**Your goal:**
Scan the data below. Pull out each line where "this" occurs.
☆ ☆ ☆ ☆ ☆
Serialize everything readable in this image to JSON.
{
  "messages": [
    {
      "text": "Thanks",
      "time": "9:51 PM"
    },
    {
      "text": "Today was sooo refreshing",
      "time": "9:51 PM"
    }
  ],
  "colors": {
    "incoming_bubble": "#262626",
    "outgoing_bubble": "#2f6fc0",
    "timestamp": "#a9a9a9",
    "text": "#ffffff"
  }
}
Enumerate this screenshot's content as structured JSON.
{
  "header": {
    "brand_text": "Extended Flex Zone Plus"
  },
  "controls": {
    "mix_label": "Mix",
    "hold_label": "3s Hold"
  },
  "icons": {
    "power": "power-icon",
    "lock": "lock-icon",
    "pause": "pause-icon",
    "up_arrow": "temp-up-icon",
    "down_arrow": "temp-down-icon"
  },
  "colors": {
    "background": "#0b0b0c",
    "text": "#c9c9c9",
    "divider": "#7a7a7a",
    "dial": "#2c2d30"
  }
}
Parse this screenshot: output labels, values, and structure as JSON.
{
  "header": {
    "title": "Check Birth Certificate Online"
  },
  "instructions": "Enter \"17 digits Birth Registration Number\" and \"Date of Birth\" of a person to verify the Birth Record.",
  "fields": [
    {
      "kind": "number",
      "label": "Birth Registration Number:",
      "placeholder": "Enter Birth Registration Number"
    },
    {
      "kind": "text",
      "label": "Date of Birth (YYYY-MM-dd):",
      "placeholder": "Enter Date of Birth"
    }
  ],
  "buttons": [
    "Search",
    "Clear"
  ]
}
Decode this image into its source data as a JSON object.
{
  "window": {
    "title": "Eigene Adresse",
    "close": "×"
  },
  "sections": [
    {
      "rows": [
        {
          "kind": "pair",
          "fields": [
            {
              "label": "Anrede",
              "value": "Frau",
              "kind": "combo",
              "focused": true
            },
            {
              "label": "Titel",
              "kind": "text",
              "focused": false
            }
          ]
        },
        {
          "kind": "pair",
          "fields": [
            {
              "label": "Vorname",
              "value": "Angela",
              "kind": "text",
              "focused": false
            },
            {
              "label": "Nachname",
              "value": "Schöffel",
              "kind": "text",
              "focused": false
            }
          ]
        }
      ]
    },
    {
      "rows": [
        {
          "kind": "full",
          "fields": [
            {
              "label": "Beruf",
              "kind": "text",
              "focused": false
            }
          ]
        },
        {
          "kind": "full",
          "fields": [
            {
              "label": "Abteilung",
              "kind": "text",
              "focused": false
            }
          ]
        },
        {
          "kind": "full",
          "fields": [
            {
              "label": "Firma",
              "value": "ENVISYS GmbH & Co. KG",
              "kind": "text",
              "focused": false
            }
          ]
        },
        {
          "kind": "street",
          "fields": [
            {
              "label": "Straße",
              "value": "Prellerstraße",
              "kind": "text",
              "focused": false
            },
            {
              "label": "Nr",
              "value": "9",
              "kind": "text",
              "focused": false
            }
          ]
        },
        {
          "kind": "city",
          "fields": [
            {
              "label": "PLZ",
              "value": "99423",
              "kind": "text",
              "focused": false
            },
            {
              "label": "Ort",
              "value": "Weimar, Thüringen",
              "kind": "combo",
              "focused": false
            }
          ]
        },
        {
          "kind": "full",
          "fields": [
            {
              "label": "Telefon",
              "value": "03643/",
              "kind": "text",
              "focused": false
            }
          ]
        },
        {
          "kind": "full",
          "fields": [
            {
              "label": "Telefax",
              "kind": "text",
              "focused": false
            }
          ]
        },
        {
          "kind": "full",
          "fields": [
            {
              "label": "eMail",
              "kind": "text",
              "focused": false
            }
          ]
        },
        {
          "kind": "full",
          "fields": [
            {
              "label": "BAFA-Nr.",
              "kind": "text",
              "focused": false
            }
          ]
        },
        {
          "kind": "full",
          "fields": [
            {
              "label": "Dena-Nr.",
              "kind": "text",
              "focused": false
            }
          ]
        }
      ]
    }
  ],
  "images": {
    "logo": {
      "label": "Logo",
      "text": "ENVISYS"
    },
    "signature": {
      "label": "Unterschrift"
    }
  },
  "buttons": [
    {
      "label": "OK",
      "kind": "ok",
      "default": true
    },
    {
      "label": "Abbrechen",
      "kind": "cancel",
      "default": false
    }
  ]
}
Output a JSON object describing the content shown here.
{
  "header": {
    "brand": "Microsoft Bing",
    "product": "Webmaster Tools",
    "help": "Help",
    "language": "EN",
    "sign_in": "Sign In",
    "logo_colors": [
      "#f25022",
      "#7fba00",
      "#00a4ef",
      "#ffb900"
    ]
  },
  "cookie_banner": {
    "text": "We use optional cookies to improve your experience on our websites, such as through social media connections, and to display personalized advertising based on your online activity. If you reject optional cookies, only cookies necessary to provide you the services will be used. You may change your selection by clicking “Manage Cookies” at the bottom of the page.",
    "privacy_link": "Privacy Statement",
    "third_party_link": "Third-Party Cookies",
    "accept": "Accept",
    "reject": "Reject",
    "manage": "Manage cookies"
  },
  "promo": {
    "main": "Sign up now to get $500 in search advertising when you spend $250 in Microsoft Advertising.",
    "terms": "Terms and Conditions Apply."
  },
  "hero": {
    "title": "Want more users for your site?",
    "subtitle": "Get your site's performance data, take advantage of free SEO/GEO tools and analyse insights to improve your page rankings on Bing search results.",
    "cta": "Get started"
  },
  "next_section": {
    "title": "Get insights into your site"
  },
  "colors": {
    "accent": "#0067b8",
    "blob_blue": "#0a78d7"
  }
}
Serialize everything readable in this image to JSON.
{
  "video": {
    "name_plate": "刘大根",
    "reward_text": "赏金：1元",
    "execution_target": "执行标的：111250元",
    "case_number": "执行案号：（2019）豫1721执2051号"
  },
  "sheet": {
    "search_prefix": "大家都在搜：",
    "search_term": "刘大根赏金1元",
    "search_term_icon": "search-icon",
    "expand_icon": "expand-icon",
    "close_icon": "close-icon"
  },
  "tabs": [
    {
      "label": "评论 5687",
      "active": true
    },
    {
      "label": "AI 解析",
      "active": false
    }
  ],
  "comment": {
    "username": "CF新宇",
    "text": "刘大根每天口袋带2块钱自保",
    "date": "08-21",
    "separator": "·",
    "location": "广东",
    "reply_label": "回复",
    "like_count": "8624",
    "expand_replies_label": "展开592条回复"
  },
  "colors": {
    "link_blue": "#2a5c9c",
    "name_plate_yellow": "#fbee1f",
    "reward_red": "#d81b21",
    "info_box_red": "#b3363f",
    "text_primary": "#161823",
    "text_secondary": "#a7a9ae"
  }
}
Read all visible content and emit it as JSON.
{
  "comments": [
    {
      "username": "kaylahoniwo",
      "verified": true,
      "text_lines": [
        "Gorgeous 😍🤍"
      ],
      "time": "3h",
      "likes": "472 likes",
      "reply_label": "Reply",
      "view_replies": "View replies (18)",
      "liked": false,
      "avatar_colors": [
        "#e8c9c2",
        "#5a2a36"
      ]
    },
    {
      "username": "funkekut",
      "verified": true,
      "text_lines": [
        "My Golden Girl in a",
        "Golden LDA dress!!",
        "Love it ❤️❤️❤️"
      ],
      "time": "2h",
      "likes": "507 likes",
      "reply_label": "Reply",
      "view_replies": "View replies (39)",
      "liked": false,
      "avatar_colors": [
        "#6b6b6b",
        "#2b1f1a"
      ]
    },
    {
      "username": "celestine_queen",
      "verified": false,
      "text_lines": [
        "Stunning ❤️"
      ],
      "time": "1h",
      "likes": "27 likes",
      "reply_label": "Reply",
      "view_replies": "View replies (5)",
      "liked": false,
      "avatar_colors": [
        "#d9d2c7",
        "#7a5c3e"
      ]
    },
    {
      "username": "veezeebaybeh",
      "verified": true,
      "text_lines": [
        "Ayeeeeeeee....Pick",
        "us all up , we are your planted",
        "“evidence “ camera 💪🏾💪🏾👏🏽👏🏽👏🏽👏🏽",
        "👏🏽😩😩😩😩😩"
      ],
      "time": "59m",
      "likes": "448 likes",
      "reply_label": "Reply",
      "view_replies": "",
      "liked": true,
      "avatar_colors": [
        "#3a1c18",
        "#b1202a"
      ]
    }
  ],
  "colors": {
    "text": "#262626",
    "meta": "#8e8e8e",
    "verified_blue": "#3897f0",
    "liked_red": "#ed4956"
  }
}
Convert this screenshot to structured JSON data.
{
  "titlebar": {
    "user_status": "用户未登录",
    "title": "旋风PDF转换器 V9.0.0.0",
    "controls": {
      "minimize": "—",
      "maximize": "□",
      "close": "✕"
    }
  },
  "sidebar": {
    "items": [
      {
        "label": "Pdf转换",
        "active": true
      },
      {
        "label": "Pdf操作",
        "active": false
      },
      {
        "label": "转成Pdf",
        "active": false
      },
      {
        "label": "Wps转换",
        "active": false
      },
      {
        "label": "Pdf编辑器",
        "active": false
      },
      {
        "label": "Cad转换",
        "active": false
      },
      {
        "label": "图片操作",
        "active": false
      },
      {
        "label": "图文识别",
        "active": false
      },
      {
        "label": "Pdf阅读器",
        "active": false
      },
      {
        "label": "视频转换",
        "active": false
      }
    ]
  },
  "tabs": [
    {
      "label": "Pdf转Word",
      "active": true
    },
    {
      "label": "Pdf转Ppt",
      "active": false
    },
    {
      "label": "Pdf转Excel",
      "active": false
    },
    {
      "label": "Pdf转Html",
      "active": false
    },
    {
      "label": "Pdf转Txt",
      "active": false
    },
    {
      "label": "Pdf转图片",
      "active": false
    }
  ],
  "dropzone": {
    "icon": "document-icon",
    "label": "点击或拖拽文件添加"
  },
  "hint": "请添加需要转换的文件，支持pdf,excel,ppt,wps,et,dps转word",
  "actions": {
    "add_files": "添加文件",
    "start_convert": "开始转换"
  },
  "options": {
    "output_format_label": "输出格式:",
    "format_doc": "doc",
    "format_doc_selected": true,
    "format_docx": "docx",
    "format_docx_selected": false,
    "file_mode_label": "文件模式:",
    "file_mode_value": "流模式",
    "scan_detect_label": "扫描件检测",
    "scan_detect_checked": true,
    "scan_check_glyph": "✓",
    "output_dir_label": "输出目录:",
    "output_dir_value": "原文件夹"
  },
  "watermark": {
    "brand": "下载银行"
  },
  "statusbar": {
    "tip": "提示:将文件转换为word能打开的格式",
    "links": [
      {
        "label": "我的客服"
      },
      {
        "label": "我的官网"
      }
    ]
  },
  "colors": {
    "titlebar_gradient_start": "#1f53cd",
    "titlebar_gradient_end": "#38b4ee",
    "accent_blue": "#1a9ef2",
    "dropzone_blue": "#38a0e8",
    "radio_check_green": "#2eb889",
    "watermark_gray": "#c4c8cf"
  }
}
☆ ☆ ☆ ☆ ☆
**Task solution:**
Serialize everything readable in this image to JSON.
Enumerate this screenshot's content as structured JSON.
Parse this screenshot: output labels, values, and structure as JSON.
Decode this image into its source data as a JSON object.
Serialize everything readable in this image to JSON.
Convert this screenshot to structured JSON data.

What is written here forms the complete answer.